* **TASK INSTRUCTIONS**
Skip the images and copy each record exactly as written.

* **DATASET ENTRIES**
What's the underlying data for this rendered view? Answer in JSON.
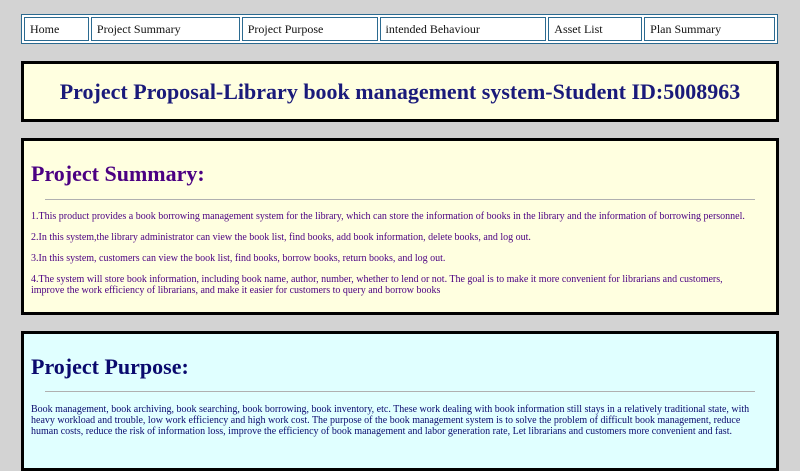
{
  "nav": {
    "items": [
      {
        "label": "Home"
      },
      {
        "label": "Project Summary"
      },
      {
        "label": "Project Purpose"
      },
      {
        "label": "intended Behaviour"
      },
      {
        "label": "Asset List"
      },
      {
        "label": "Plan Summary"
      }
    ]
  },
  "header": {
    "title": "Project Proposal-Library book management system-Student ID:5008963"
  },
  "summary": {
    "heading": "Project Summary:",
    "paragraphs": [
      "1.This product provides a book borrowing management system for the library, which can store the information of books in the library and the information of borrowing personnel.",
      "2.In this system,the library administrator can view the book list, find books, add book information, delete books, and log out.",
      "3.In this system, customers can view the book list, find books, borrow books, return books, and log out.",
      "4.The system will store book information, including book name, author, number, whether to lend or not. The goal is to make it more convenient for librarians and customers, improve the work efficiency of librarians, and make it easier for customers to query and borrow books"
    ]
  },
  "purpose": {
    "heading": "Project Purpose:",
    "paragraphs": [
      "Book management, book archiving, book searching, book borrowing, book inventory, etc. These work dealing with book information still stays in a relatively traditional state, with heavy workload and trouble, low work efficiency and high work cost. The purpose of the book management system is to solve the problem of difficult book management, reduce human costs, reduce the risk of information loss, improve the efficiency of book management and labor generation rate, Let librarians and customers more convenient and fast."
    ]
  }
}
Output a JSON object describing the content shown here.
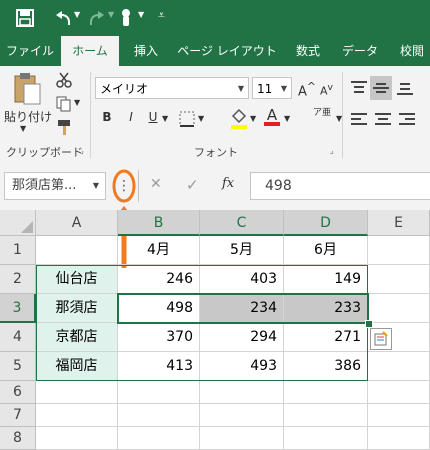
{
  "tabs": [
    "ファイル",
    "ホーム",
    "挿入",
    "ページ レイアウト",
    "数式",
    "データ",
    "校閲"
  ],
  "ribbon": {
    "paste_label": "貼り付け",
    "font_name": "メイリオ",
    "font_size": "11",
    "bold": "B",
    "italic": "I",
    "underline": "U",
    "group_clipboard": "クリップボード",
    "group_font": "フォント",
    "font_color_letter": "A",
    "phonetic_label": "ア亜"
  },
  "formula_bar": {
    "name_box": "那須店第...",
    "cancel": "✕",
    "enter": "✓",
    "fx": "fx",
    "value": "498",
    "options_dots": "⋮"
  },
  "columns": [
    "A",
    "B",
    "C",
    "D",
    "E"
  ],
  "rows": [
    "1",
    "2",
    "3",
    "4",
    "5",
    "6",
    "7",
    "8"
  ],
  "table": {
    "headers": [
      "4月",
      "5月",
      "6月"
    ],
    "rows": [
      {
        "store": "仙台店",
        "v1": "246",
        "v2": "403",
        "v3": "149"
      },
      {
        "store": "那須店",
        "v1": "498",
        "v2": "234",
        "v3": "233"
      },
      {
        "store": "京都店",
        "v1": "370",
        "v2": "294",
        "v3": "271"
      },
      {
        "store": "福岡店",
        "v1": "413",
        "v2": "493",
        "v3": "386"
      }
    ]
  },
  "colors": {
    "excel_green": "#217346",
    "annotation_orange": "#f07a22",
    "selection_gray": "#c8c8c8",
    "store_fill": "#dff2ec"
  },
  "icons": [
    "save-icon",
    "undo-icon",
    "redo-icon",
    "touch-mode-icon",
    "customize-qat-icon",
    "paste-icon",
    "cut-icon",
    "copy-icon",
    "format-painter-icon",
    "fill-color-icon",
    "font-color-icon",
    "quick-analysis-icon"
  ]
}
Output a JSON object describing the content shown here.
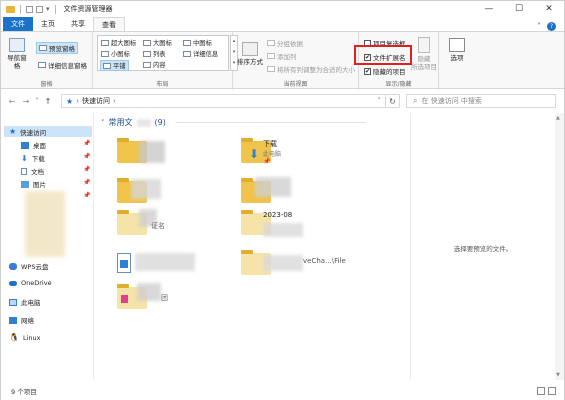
{
  "window": {
    "title": "文件资源管理器",
    "controls": {
      "minimize": "—",
      "maximize": "☐",
      "close": "✕"
    }
  },
  "tabs": {
    "file": "文件",
    "home": "主页",
    "share": "共享",
    "view": "查看",
    "collapse": "˅",
    "help": "?"
  },
  "ribbon": {
    "panes": {
      "label": "窗格",
      "nav_pane": "导航窗格",
      "preview_pane": "预览窗格",
      "details_pane": "详细信息窗格"
    },
    "layout": {
      "label": "布局",
      "items": [
        "超大图标",
        "大图标",
        "中图标",
        "小图标",
        "列表",
        "详细信息",
        "平铺",
        "内容"
      ]
    },
    "current_view": {
      "label": "当前视图",
      "sort_by": "排序方式",
      "group_by": "分组依据",
      "add_columns": "添加列",
      "size_all_columns": "将所有列调整为合适的大小"
    },
    "show_hide": {
      "label": "显示/隐藏",
      "item_checkboxes": "项目复选框",
      "file_extensions": "文件扩展名",
      "hidden_items": "隐藏的项目",
      "hide_selected": "隐藏",
      "hide_selected_2": "所选项目",
      "checked_mark": "✔"
    },
    "options": "选项"
  },
  "navbar": {
    "back": "←",
    "forward": "→",
    "recent": "˅",
    "up": "↑",
    "path": "快速访问",
    "path_sep": "›",
    "refresh": "↻",
    "search_placeholder": "在 快速访问 中搜索"
  },
  "navpane": {
    "quick_access": "快速访问",
    "desktop": "桌面",
    "downloads": "下载",
    "documents": "文档",
    "pictures": "图片",
    "wps": "WPS云盘",
    "onedrive": "OneDrive",
    "this_pc": "此电脑",
    "network": "网络",
    "linux": "Linux"
  },
  "content": {
    "group_title": "常用文",
    "group_count": "(9)",
    "downloads_name": "下载",
    "downloads_sub": "此电脑",
    "date_fragment": "2023-08",
    "path_fragment": "veCha...\\File",
    "name_fragment": "证名",
    "name_fragment2": "团"
  },
  "preview": {
    "message": "选择要预览的文件。"
  },
  "status": {
    "count": "9 个项目"
  }
}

* **REPLY TO THE TASK**
What's the underlying data for this rendered view? Answer in JSON.
{
  "nav": {
    "items": [
      {
        "label": "Home"
      },
      {
        "label": "Project Summary"
      },
      {
        "label": "Project Purpose"
      },
      {
        "label": "intended Behaviour"
      },
      {
        "label": "Asset List"
      },
      {
        "label": "Plan Summary"
      }
    ]
  },
  "header": {
    "title": "Project Proposal-Library book management system-Student ID:5008963"
  },
  "summary": {
    "heading": "Project Summary:",
    "paragraphs": [
      "1.This product provides a book borrowing management system for the library, which can store the information of books in the library and the information of borrowing personnel.",
      "2.In this system,the library administrator can view the book list, find books, add book information, delete books, and log out.",
      "3.In this system, customers can view the book list, find books, borrow books, return books, and log out.",
      "4.The system will store book information, including book name, author, number, whether to lend or not. The goal is to make it more convenient for librarians and customers, improve the work efficiency of librarians, and make it easier for customers to query and borrow books"
    ]
  },
  "purpose": {
    "heading": "Project Purpose:",
    "paragraphs": [
      "Book management, book archiving, book searching, book borrowing, book inventory, etc. These work dealing with book information still stays in a relatively traditional state, with heavy workload and trouble, low work efficiency and high work cost. The purpose of the book management system is to solve the problem of difficult book management, reduce human costs, reduce the risk of information loss, improve the efficiency of book management and labor generation rate, Let librarians and customers more convenient and fast."
    ]
  }
}
Output a JSON object describing the content shown here.
{
  "tabs": [
    "ファイル",
    "ホーム",
    "挿入",
    "ページ レイアウト",
    "数式",
    "データ",
    "校閲"
  ],
  "ribbon": {
    "paste_label": "貼り付け",
    "font_name": "メイリオ",
    "font_size": "11",
    "bold": "B",
    "italic": "I",
    "underline": "U",
    "group_clipboard": "クリップボード",
    "group_font": "フォント",
    "font_color_letter": "A",
    "phonetic_label": "ア亜"
  },
  "formula_bar": {
    "name_box": "那須店第...",
    "cancel": "✕",
    "enter": "✓",
    "fx": "fx",
    "value": "498",
    "options_dots": "⋮"
  },
  "columns": [
    "A",
    "B",
    "C",
    "D",
    "E"
  ],
  "rows": [
    "1",
    "2",
    "3",
    "4",
    "5",
    "6",
    "7",
    "8"
  ],
  "table": {
    "headers": [
      "4月",
      "5月",
      "6月"
    ],
    "rows": [
      {
        "store": "仙台店",
        "v1": "246",
        "v2": "403",
        "v3": "149"
      },
      {
        "store": "那須店",
        "v1": "498",
        "v2": "234",
        "v3": "233"
      },
      {
        "store": "京都店",
        "v1": "370",
        "v2": "294",
        "v3": "271"
      },
      {
        "store": "福岡店",
        "v1": "413",
        "v2": "493",
        "v3": "386"
      }
    ]
  },
  "colors": {
    "excel_green": "#217346",
    "annotation_orange": "#f07a22",
    "selection_gray": "#c8c8c8",
    "store_fill": "#dff2ec"
  },
  "icons": [
    "save-icon",
    "undo-icon",
    "redo-icon",
    "touch-mode-icon",
    "customize-qat-icon",
    "paste-icon",
    "cut-icon",
    "copy-icon",
    "format-painter-icon",
    "fill-color-icon",
    "font-color-icon",
    "quick-analysis-icon"
  ]
}
Output a JSON object describing the content shown here.
{
  "window": {
    "title": "文件资源管理器",
    "controls": {
      "minimize": "—",
      "maximize": "☐",
      "close": "✕"
    }
  },
  "tabs": {
    "file": "文件",
    "home": "主页",
    "share": "共享",
    "view": "查看",
    "collapse": "˅",
    "help": "?"
  },
  "ribbon": {
    "panes": {
      "label": "窗格",
      "nav_pane": "导航窗格",
      "preview_pane": "预览窗格",
      "details_pane": "详细信息窗格"
    },
    "layout": {
      "label": "布局",
      "items": [
        "超大图标",
        "大图标",
        "中图标",
        "小图标",
        "列表",
        "详细信息",
        "平铺",
        "内容"
      ]
    },
    "current_view": {
      "label": "当前视图",
      "sort_by": "排序方式",
      "group_by": "分组依据",
      "add_columns": "添加列",
      "size_all_columns": "将所有列调整为合适的大小"
    },
    "show_hide": {
      "label": "显示/隐藏",
      "item_checkboxes": "项目复选框",
      "file_extensions": "文件扩展名",
      "hidden_items": "隐藏的项目",
      "hide_selected": "隐藏",
      "hide_selected_2": "所选项目",
      "checked_mark": "✔"
    },
    "options": "选项"
  },
  "navbar": {
    "back": "←",
    "forward": "→",
    "recent": "˅",
    "up": "↑",
    "path": "快速访问",
    "path_sep": "›",
    "refresh": "↻",
    "search_placeholder": "在 快速访问 中搜索"
  },
  "navpane": {
    "quick_access": "快速访问",
    "desktop": "桌面",
    "downloads": "下载",
    "documents": "文档",
    "pictures": "图片",
    "wps": "WPS云盘",
    "onedrive": "OneDrive",
    "this_pc": "此电脑",
    "network": "网络",
    "linux": "Linux"
  },
  "content": {
    "group_title": "常用文",
    "group_count": "(9)",
    "downloads_name": "下载",
    "downloads_sub": "此电脑",
    "date_fragment": "2023-08",
    "path_fragment": "veCha...\\File",
    "name_fragment": "证名",
    "name_fragment2": "团"
  },
  "preview": {
    "message": "选择要预览的文件。"
  },
  "status": {
    "count": "9 个项目"
  }
}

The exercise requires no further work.